[STATED GOAL] Print the whole listing exactly.

────────────────────────────────────────

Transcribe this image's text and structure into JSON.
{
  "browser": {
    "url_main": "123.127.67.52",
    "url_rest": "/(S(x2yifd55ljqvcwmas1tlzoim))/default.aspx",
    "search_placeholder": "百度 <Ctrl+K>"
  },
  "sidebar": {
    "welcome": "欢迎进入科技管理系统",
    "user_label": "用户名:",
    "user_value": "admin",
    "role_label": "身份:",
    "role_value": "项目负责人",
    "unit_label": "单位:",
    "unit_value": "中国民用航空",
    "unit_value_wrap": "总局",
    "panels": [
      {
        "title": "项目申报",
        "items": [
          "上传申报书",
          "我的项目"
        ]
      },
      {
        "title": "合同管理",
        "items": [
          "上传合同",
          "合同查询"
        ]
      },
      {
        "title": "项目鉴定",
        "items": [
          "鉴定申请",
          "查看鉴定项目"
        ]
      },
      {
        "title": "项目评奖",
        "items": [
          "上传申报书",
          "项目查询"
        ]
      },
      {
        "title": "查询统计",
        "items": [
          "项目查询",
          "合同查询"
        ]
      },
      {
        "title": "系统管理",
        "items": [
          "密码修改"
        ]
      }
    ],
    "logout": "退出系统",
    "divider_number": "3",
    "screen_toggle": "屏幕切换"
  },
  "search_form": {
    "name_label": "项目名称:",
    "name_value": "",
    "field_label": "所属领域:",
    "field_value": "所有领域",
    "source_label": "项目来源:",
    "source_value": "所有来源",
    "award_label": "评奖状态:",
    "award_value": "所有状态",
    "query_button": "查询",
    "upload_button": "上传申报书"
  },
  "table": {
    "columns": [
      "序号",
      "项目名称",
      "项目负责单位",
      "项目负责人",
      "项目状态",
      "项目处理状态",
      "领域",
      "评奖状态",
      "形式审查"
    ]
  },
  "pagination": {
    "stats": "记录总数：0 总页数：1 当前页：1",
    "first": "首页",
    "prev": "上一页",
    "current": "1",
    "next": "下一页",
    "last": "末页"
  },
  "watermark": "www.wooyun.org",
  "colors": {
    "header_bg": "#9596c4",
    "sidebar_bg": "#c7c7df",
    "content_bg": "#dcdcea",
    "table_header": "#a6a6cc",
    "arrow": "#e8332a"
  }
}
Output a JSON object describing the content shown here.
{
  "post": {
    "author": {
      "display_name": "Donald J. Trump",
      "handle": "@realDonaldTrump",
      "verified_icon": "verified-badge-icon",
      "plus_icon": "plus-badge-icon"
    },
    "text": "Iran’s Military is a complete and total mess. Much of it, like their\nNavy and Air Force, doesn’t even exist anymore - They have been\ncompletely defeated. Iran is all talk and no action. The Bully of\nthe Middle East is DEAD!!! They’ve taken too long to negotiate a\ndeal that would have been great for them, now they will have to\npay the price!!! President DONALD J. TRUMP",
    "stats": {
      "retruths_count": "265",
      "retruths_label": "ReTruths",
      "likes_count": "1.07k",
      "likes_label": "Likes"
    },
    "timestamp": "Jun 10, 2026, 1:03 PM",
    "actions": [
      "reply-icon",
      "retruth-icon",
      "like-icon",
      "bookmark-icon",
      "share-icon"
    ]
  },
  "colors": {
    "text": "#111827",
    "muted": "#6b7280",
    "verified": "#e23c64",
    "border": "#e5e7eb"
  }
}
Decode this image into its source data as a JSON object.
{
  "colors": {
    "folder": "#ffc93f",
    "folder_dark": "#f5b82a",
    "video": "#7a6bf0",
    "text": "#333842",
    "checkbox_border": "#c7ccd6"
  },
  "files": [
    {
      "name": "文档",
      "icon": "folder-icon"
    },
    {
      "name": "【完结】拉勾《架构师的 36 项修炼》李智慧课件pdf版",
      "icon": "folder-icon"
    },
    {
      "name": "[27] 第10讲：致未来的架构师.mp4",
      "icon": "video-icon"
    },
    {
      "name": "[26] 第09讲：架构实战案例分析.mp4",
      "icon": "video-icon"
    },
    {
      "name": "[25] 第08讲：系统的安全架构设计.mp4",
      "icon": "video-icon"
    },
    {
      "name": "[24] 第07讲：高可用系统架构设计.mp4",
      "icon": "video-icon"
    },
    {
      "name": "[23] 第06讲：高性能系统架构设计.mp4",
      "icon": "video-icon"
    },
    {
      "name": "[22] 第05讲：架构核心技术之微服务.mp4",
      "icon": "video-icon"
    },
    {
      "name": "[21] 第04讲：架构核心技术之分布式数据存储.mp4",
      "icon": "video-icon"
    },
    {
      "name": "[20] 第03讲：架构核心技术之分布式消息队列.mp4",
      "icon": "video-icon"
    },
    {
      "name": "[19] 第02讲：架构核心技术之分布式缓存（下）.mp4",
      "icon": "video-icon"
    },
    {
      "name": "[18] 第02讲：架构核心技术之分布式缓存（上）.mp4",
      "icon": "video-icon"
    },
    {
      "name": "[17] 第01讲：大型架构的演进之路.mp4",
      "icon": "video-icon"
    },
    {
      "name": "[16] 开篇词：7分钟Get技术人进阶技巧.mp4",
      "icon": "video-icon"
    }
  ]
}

────────────────────────────────────────

[ANSWER FOR THIS EXERCISE]
Transcribe this image's text and structure into JSON.
{
  "browser": {
    "url_main": "123.127.67.52",
    "url_rest": "/(S(x2yifd55ljqvcwmas1tlzoim))/default.aspx",
    "search_placeholder": "百度 <Ctrl+K>"
  },
  "sidebar": {
    "welcome": "欢迎进入科技管理系统",
    "user_label": "用户名:",
    "user_value": "admin",
    "role_label": "身份:",
    "role_value": "项目负责人",
    "unit_label": "单位:",
    "unit_value": "中国民用航空",
    "unit_value_wrap": "总局",
    "panels": [
      {
        "title": "项目申报",
        "items": [
          "上传申报书",
          "我的项目"
        ]
      },
      {
        "title": "合同管理",
        "items": [
          "上传合同",
          "合同查询"
        ]
      },
      {
        "title": "项目鉴定",
        "items": [
          "鉴定申请",
          "查看鉴定项目"
        ]
      },
      {
        "title": "项目评奖",
        "items": [
          "上传申报书",
          "项目查询"
        ]
      },
      {
        "title": "查询统计",
        "items": [
          "项目查询",
          "合同查询"
        ]
      },
      {
        "title": "系统管理",
        "items": [
          "密码修改"
        ]
      }
    ],
    "logout": "退出系统",
    "divider_number": "3",
    "screen_toggle": "屏幕切换"
  },
  "search_form": {
    "name_label": "项目名称:",
    "name_value": "",
    "field_label": "所属领域:",
    "field_value": "所有领域",
    "source_label": "项目来源:",
    "source_value": "所有来源",
    "award_label": "评奖状态:",
    "award_value": "所有状态",
    "query_button": "查询",
    "upload_button": "上传申报书"
  },
  "table": {
    "columns": [
      "序号",
      "项目名称",
      "项目负责单位",
      "项目负责人",
      "项目状态",
      "项目处理状态",
      "领域",
      "评奖状态",
      "形式审查"
    ]
  },
  "pagination": {
    "stats": "记录总数：0 总页数：1 当前页：1",
    "first": "首页",
    "prev": "上一页",
    "current": "1",
    "next": "下一页",
    "last": "末页"
  },
  "watermark": "www.wooyun.org",
  "colors": {
    "header_bg": "#9596c4",
    "sidebar_bg": "#c7c7df",
    "content_bg": "#dcdcea",
    "table_header": "#a6a6cc",
    "arrow": "#e8332a"
  }
}
Output a JSON object describing the content shown here.
{
  "post": {
    "author": {
      "display_name": "Donald J. Trump",
      "handle": "@realDonaldTrump",
      "verified_icon": "verified-badge-icon",
      "plus_icon": "plus-badge-icon"
    },
    "text": "Iran’s Military is a complete and total mess. Much of it, like their\nNavy and Air Force, doesn’t even exist anymore - They have been\ncompletely defeated. Iran is all talk and no action. The Bully of\nthe Middle East is DEAD!!! They’ve taken too long to negotiate a\ndeal that would have been great for them, now they will have to\npay the price!!! President DONALD J. TRUMP",
    "stats": {
      "retruths_count": "265",
      "retruths_label": "ReTruths",
      "likes_count": "1.07k",
      "likes_label": "Likes"
    },
    "timestamp": "Jun 10, 2026, 1:03 PM",
    "actions": [
      "reply-icon",
      "retruth-icon",
      "like-icon",
      "bookmark-icon",
      "share-icon"
    ]
  },
  "colors": {
    "text": "#111827",
    "muted": "#6b7280",
    "verified": "#e23c64",
    "border": "#e5e7eb"
  }
}
Decode this image into its source data as a JSON object.
{
  "colors": {
    "folder": "#ffc93f",
    "folder_dark": "#f5b82a",
    "video": "#7a6bf0",
    "text": "#333842",
    "checkbox_border": "#c7ccd6"
  },
  "files": [
    {
      "name": "文档",
      "icon": "folder-icon"
    },
    {
      "name": "【完结】拉勾《架构师的 36 项修炼》李智慧课件pdf版",
      "icon": "folder-icon"
    },
    {
      "name": "[27] 第10讲：致未来的架构师.mp4",
      "icon": "video-icon"
    },
    {
      "name": "[26] 第09讲：架构实战案例分析.mp4",
      "icon": "video-icon"
    },
    {
      "name": "[25] 第08讲：系统的安全架构设计.mp4",
      "icon": "video-icon"
    },
    {
      "name": "[24] 第07讲：高可用系统架构设计.mp4",
      "icon": "video-icon"
    },
    {
      "name": "[23] 第06讲：高性能系统架构设计.mp4",
      "icon": "video-icon"
    },
    {
      "name": "[22] 第05讲：架构核心技术之微服务.mp4",
      "icon": "video-icon"
    },
    {
      "name": "[21] 第04讲：架构核心技术之分布式数据存储.mp4",
      "icon": "video-icon"
    },
    {
      "name": "[20] 第03讲：架构核心技术之分布式消息队列.mp4",
      "icon": "video-icon"
    },
    {
      "name": "[19] 第02讲：架构核心技术之分布式缓存（下）.mp4",
      "icon": "video-icon"
    },
    {
      "name": "[18] 第02讲：架构核心技术之分布式缓存（上）.mp4",
      "icon": "video-icon"
    },
    {
      "name": "[17] 第01讲：大型架构的演进之路.mp4",
      "icon": "video-icon"
    },
    {
      "name": "[16] 开篇词：7分钟Get技术人进阶技巧.mp4",
      "icon": "video-icon"
    }
  ]
}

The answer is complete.